● SET TASK: Work through the data line by line, gathering every line that has the word "castings".

:: INFORMATION GIVEN ::

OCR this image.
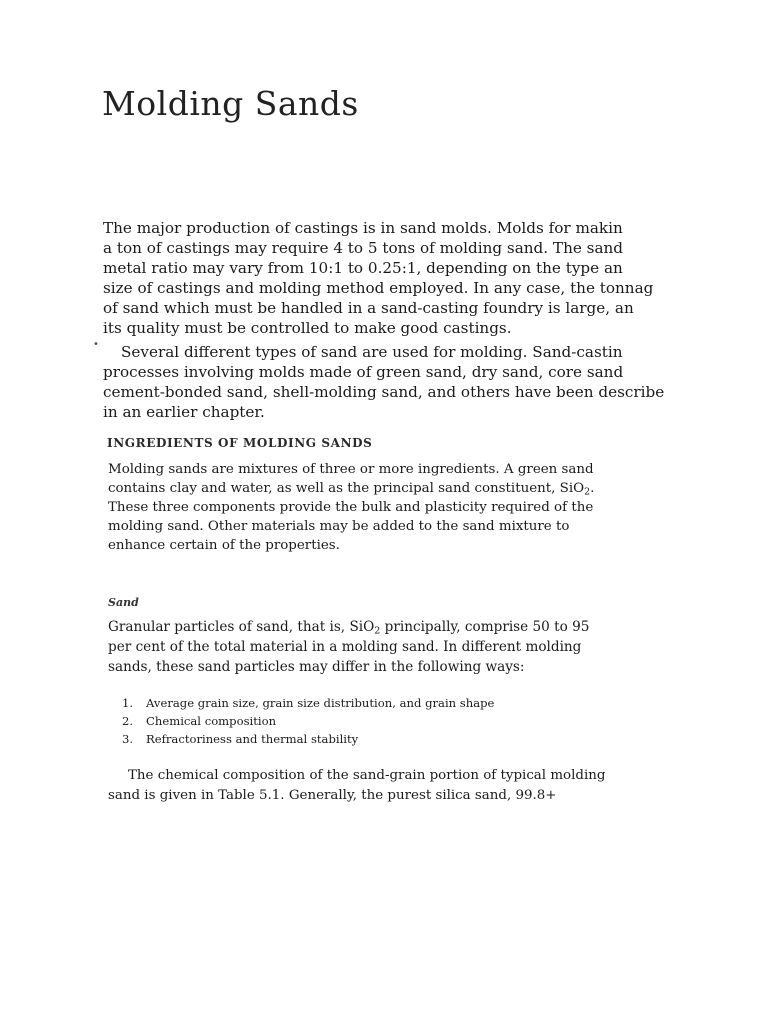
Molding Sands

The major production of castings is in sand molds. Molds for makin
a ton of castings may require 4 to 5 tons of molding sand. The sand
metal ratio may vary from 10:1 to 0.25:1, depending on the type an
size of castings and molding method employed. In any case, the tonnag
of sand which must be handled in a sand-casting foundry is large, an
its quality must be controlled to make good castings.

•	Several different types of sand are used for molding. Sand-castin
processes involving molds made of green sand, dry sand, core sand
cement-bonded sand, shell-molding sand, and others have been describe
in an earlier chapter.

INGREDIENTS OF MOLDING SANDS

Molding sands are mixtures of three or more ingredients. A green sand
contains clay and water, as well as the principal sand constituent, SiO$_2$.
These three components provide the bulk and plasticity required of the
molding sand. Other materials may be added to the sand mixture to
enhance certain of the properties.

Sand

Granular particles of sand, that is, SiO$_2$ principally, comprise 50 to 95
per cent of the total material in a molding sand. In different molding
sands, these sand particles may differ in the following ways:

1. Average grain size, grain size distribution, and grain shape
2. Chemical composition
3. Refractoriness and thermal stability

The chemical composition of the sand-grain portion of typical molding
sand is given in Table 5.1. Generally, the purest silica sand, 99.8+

:::
:: INFORMATION GIVEN ::

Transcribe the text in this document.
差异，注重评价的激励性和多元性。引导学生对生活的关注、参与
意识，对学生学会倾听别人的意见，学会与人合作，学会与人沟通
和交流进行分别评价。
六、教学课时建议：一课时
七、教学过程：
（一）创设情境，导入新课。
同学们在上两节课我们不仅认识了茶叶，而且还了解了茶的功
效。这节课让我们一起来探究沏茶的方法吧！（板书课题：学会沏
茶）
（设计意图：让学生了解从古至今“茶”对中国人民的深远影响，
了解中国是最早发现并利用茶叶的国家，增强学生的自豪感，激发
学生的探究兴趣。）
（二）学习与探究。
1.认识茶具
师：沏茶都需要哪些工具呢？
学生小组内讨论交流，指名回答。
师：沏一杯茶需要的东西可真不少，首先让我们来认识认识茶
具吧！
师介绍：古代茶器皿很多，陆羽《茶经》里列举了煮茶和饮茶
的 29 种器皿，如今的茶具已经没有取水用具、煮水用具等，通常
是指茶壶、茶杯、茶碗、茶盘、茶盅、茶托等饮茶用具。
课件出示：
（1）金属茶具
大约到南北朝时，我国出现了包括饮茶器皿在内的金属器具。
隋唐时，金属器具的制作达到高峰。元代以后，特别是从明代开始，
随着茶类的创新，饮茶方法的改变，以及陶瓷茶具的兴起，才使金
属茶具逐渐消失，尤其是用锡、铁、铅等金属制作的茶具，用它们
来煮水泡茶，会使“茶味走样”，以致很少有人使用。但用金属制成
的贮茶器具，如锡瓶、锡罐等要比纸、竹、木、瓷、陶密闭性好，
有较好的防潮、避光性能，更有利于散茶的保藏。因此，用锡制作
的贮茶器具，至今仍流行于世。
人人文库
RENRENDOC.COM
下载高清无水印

:::
:: INFORMATION GIVEN ::

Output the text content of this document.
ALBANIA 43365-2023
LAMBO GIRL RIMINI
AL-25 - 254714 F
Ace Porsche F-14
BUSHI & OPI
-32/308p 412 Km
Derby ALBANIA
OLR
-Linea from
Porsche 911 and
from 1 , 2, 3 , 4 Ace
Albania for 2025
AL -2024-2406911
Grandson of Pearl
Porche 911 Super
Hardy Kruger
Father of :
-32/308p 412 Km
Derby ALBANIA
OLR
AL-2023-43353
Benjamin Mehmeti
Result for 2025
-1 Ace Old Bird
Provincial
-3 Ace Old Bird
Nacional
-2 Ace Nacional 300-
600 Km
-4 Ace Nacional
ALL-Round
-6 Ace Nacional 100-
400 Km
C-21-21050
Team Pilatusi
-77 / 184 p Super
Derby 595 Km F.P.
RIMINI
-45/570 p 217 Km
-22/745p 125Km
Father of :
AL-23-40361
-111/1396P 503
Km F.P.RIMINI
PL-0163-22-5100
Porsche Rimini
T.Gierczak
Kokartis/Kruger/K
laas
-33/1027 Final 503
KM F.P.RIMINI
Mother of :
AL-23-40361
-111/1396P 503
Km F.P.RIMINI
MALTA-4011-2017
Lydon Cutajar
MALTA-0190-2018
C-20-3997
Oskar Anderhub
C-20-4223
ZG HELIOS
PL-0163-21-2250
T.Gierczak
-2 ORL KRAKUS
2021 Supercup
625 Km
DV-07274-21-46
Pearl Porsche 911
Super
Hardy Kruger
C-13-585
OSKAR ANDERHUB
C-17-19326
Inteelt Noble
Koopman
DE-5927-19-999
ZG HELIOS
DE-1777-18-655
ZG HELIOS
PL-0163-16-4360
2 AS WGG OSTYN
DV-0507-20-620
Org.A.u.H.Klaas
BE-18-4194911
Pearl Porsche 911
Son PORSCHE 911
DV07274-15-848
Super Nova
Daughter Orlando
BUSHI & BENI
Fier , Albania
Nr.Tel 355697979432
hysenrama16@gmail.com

:::

● OUTPUT FOR THIS EXERCISE:
The major production of castings is in sand molds. Molds for makin
a ton of castings may require 4 to 5 tons of molding sand. The sand
size of castings and molding method employed. In any case, the tonnag
its quality must be controlled to make good castings.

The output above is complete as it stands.